**Exercise description**
Reproduce the listing below line for line, with every name and bounding box unchanged, and leave out the picture.

Records from a data source
----------------

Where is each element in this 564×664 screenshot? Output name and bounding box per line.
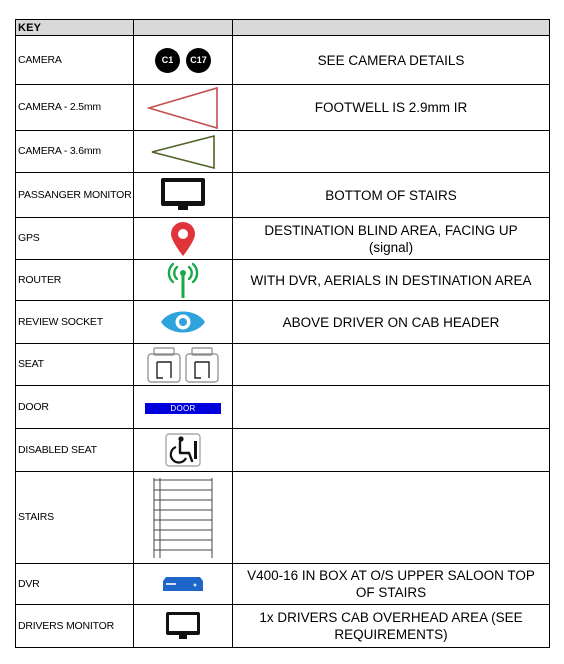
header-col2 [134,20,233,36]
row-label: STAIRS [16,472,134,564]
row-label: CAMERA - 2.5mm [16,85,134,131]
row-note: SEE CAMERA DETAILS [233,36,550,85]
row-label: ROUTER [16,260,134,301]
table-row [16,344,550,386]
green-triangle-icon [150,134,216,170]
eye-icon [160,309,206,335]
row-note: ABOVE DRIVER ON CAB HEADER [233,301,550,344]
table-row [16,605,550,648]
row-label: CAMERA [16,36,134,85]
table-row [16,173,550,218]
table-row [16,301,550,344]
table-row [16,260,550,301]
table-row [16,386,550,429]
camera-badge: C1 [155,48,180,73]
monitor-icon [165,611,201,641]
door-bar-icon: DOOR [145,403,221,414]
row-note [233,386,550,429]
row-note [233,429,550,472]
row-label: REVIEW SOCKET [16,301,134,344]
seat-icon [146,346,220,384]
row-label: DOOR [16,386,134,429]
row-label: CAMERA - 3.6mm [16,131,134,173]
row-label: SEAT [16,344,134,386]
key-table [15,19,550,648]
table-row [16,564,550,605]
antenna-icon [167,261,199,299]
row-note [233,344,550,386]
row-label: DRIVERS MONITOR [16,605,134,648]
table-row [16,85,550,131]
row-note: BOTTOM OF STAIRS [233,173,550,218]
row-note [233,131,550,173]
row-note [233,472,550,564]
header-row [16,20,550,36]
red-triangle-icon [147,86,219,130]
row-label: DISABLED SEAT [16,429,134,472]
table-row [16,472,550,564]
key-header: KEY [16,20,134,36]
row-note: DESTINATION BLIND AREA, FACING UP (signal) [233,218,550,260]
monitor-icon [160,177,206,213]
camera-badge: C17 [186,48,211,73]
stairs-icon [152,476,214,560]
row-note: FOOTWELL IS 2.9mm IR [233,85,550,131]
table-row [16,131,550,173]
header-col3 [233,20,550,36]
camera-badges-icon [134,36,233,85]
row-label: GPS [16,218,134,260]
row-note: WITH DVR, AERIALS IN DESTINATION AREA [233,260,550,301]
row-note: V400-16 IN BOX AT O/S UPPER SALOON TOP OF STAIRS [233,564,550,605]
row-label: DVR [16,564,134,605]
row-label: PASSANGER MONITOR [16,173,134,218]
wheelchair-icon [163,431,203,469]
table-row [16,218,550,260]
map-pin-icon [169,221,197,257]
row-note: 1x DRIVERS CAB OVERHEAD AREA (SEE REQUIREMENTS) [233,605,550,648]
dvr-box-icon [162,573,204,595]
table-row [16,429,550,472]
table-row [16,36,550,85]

----------------

**Finished exercise**
Where is each element in this 564×664 screenshot? Output name and bounding box per line.
header-col2 [134,20,233,36]
row-label: STAIRS [16,472,134,564]
row-label: CAMERA - 2.5mm [16,85,134,131]
row-note: SEE CAMERA DETAILS [233,36,550,85]
row-label: ROUTER [16,260,134,301]
table-row [16,344,550,386]
green-triangle-icon [150,134,216,170]
eye-icon [160,309,206,335]
row-note: ABOVE DRIVER ON CAB HEADER [233,301,550,344]
table-row [16,605,550,648]
row-label: CAMERA [16,36,134,85]
table-row [16,173,550,218]
table-row [16,301,550,344]
table-row [16,260,550,301]
table-row [16,386,550,429]
camera-badge: C1 [155,48,180,73]
monitor-icon [165,611,201,641]
door-bar-icon: DOOR [145,403,221,414]
row-note [233,386,550,429]
row-note [233,429,550,472]
row-label: REVIEW SOCKET [16,301,134,344]
seat-icon [146,346,220,384]
row-label: DOOR [16,386,134,429]
row-label: CAMERA - 3.6mm [16,131,134,173]
row-label: SEAT [16,344,134,386]
key-table [15,19,550,648]
table-row [16,564,550,605]
antenna-icon [167,261,199,299]
row-note [233,344,550,386]
row-label: DRIVERS MONITOR [16,605,134,648]
table-row [16,85,550,131]
row-note: BOTTOM OF STAIRS [233,173,550,218]
row-note [233,131,550,173]
row-note [233,472,550,564]
header-row [16,20,550,36]
red-triangle-icon [147,86,219,130]
row-label: DISABLED SEAT [16,429,134,472]
table-row [16,472,550,564]
key-header: KEY [16,20,134,36]
row-note: DESTINATION BLIND AREA, FACING UP (signal) [233,218,550,260]
monitor-icon [160,177,206,213]
camera-badge: C17 [186,48,211,73]
stairs-icon [152,476,214,560]
row-note: FOOTWELL IS 2.9mm IR [233,85,550,131]
table-row [16,131,550,173]
header-col3 [233,20,550,36]
camera-badges-icon [134,36,233,85]
row-label: GPS [16,218,134,260]
row-note: WITH DVR, AERIALS IN DESTINATION AREA [233,260,550,301]
row-note: V400-16 IN BOX AT O/S UPPER SALOON TOP OF STAIRS [233,564,550,605]
row-label: DVR [16,564,134,605]
row-label: PASSANGER MONITOR [16,173,134,218]
wheelchair-icon [163,431,203,469]
table-row [16,218,550,260]
map-pin-icon [169,221,197,257]
row-note: 1x DRIVERS CAB OVERHEAD AREA (SEE REQUIREMENTS) [233,605,550,648]
dvr-box-icon [162,573,204,595]
table-row [16,429,550,472]
table-row [16,36,550,85]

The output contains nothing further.